[Records from a dataset]

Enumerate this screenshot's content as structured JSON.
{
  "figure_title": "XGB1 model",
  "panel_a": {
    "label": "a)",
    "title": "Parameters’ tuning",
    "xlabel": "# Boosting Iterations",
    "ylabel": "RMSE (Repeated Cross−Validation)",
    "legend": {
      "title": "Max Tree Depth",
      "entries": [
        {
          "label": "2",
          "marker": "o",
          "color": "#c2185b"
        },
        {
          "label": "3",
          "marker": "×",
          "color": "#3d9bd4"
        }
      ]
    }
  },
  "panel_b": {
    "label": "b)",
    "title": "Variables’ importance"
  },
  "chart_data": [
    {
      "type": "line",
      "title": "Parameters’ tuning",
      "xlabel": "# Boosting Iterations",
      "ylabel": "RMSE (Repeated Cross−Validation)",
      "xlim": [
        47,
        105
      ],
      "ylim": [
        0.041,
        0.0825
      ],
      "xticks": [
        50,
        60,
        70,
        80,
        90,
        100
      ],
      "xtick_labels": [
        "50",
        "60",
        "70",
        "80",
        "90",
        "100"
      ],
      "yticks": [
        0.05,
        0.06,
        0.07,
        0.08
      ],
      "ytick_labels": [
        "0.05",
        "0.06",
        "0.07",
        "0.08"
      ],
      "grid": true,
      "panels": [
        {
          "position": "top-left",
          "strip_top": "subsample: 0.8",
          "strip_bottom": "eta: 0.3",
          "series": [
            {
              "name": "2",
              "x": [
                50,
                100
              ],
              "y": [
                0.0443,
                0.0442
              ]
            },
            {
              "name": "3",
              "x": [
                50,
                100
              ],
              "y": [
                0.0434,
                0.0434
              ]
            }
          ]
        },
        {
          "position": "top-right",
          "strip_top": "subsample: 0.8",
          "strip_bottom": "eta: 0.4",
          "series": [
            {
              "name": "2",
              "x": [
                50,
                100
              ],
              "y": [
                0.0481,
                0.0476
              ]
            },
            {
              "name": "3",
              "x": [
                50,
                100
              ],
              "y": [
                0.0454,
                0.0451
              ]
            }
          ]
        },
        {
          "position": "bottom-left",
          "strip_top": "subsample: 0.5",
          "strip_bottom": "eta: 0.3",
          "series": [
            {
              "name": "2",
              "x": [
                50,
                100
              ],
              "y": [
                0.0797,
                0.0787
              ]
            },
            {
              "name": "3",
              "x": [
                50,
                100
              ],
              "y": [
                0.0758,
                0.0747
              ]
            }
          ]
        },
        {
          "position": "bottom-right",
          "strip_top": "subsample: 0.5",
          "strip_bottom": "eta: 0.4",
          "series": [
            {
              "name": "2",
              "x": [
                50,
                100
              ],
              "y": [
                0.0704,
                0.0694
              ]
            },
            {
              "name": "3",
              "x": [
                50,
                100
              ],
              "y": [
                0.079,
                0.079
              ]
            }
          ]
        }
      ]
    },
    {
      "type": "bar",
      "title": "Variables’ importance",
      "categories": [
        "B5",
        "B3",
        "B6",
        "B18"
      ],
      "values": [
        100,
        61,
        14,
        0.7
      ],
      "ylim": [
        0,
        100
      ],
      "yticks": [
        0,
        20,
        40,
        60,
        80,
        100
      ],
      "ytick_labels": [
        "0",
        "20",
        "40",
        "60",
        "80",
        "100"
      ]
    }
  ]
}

◆ **Problem**:
Go through the records above and retype each one exactly.

◆ **Complete output**:
Enumerate this screenshot's content as structured JSON.
{
  "figure_title": "XGB1 model",
  "panel_a": {
    "label": "a)",
    "title": "Parameters’ tuning",
    "xlabel": "# Boosting Iterations",
    "ylabel": "RMSE (Repeated Cross−Validation)",
    "legend": {
      "title": "Max Tree Depth",
      "entries": [
        {
          "label": "2",
          "marker": "o",
          "color": "#c2185b"
        },
        {
          "label": "3",
          "marker": "×",
          "color": "#3d9bd4"
        }
      ]
    }
  },
  "panel_b": {
    "label": "b)",
    "title": "Variables’ importance"
  },
  "chart_data": [
    {
      "type": "line",
      "title": "Parameters’ tuning",
      "xlabel": "# Boosting Iterations",
      "ylabel": "RMSE (Repeated Cross−Validation)",
      "xlim": [
        47,
        105
      ],
      "ylim": [
        0.041,
        0.0825
      ],
      "xticks": [
        50,
        60,
        70,
        80,
        90,
        100
      ],
      "xtick_labels": [
        "50",
        "60",
        "70",
        "80",
        "90",
        "100"
      ],
      "yticks": [
        0.05,
        0.06,
        0.07,
        0.08
      ],
      "ytick_labels": [
        "0.05",
        "0.06",
        "0.07",
        "0.08"
      ],
      "grid": true,
      "panels": [
        {
          "position": "top-left",
          "strip_top": "subsample: 0.8",
          "strip_bottom": "eta: 0.3",
          "series": [
            {
              "name": "2",
              "x": [
                50,
                100
              ],
              "y": [
                0.0443,
                0.0442
              ]
            },
            {
              "name": "3",
              "x": [
                50,
                100
              ],
              "y": [
                0.0434,
                0.0434
              ]
            }
          ]
        },
        {
          "position": "top-right",
          "strip_top": "subsample: 0.8",
          "strip_bottom": "eta: 0.4",
          "series": [
            {
              "name": "2",
              "x": [
                50,
                100
              ],
              "y": [
                0.0481,
                0.0476
              ]
            },
            {
              "name": "3",
              "x": [
                50,
                100
              ],
              "y": [
                0.0454,
                0.0451
              ]
            }
          ]
        },
        {
          "position": "bottom-left",
          "strip_top": "subsample: 0.5",
          "strip_bottom": "eta: 0.3",
          "series": [
            {
              "name": "2",
              "x": [
                50,
                100
              ],
              "y": [
                0.0797,
                0.0787
              ]
            },
            {
              "name": "3",
              "x": [
                50,
                100
              ],
              "y": [
                0.0758,
                0.0747
              ]
            }
          ]
        },
        {
          "position": "bottom-right",
          "strip_top": "subsample: 0.5",
          "strip_bottom": "eta: 0.4",
          "series": [
            {
              "name": "2",
              "x": [
                50,
                100
              ],
              "y": [
                0.0704,
                0.0694
              ]
            },
            {
              "name": "3",
              "x": [
                50,
                100
              ],
              "y": [
                0.079,
                0.079
              ]
            }
          ]
        }
      ]
    },
    {
      "type": "bar",
      "title": "Variables’ importance",
      "categories": [
        "B5",
        "B3",
        "B6",
        "B18"
      ],
      "values": [
        100,
        61,
        14,
        0.7
      ],
      "ylim": [
        0,
        100
      ],
      "yticks": [
        0,
        20,
        40,
        60,
        80,
        100
      ],
      "ytick_labels": [
        "0",
        "20",
        "40",
        "60",
        "80",
        "100"
      ]
    }
  ]
}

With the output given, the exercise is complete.